> [PROBLEM DETAILS]: Locate the string "Number" in the records below. Copy every line where it occurs.

** Start GIVEN ENTRIES **

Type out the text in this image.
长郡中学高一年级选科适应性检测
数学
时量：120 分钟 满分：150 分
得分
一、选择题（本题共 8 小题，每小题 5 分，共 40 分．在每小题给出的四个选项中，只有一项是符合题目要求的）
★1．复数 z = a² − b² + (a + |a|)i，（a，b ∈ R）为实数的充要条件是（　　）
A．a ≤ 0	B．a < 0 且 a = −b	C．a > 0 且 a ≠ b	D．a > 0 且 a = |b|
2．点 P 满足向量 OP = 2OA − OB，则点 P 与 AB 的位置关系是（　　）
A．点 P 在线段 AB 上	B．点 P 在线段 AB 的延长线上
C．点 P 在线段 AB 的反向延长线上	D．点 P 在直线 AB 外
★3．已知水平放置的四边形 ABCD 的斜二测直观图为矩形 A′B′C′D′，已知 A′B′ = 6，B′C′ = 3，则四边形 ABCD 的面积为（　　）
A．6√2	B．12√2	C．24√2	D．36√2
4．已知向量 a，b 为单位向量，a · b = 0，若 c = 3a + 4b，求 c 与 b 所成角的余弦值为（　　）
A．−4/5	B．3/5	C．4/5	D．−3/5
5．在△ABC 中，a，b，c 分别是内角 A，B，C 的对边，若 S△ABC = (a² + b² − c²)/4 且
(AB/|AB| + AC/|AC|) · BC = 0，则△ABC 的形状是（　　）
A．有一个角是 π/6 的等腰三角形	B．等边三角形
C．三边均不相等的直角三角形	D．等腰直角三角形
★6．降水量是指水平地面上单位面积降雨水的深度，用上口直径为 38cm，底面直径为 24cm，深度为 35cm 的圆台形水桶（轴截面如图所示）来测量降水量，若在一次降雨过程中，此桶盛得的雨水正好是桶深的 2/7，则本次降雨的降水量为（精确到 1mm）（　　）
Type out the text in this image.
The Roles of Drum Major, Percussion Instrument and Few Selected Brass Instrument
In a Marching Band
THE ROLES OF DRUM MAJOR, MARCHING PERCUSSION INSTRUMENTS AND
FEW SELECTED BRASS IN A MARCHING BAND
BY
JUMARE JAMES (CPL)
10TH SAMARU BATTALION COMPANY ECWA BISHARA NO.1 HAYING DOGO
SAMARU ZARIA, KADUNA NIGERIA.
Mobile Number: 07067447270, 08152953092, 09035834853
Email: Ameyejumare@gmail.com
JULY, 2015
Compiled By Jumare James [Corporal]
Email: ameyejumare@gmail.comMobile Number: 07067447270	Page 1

** End GIVEN ENTRIES **

> [REPLY]:
Mobile Number: 07067447270, 08152953092, 09035834853
Email: ameyejumare@gmail.comMobile Number: 07067447270	Page 1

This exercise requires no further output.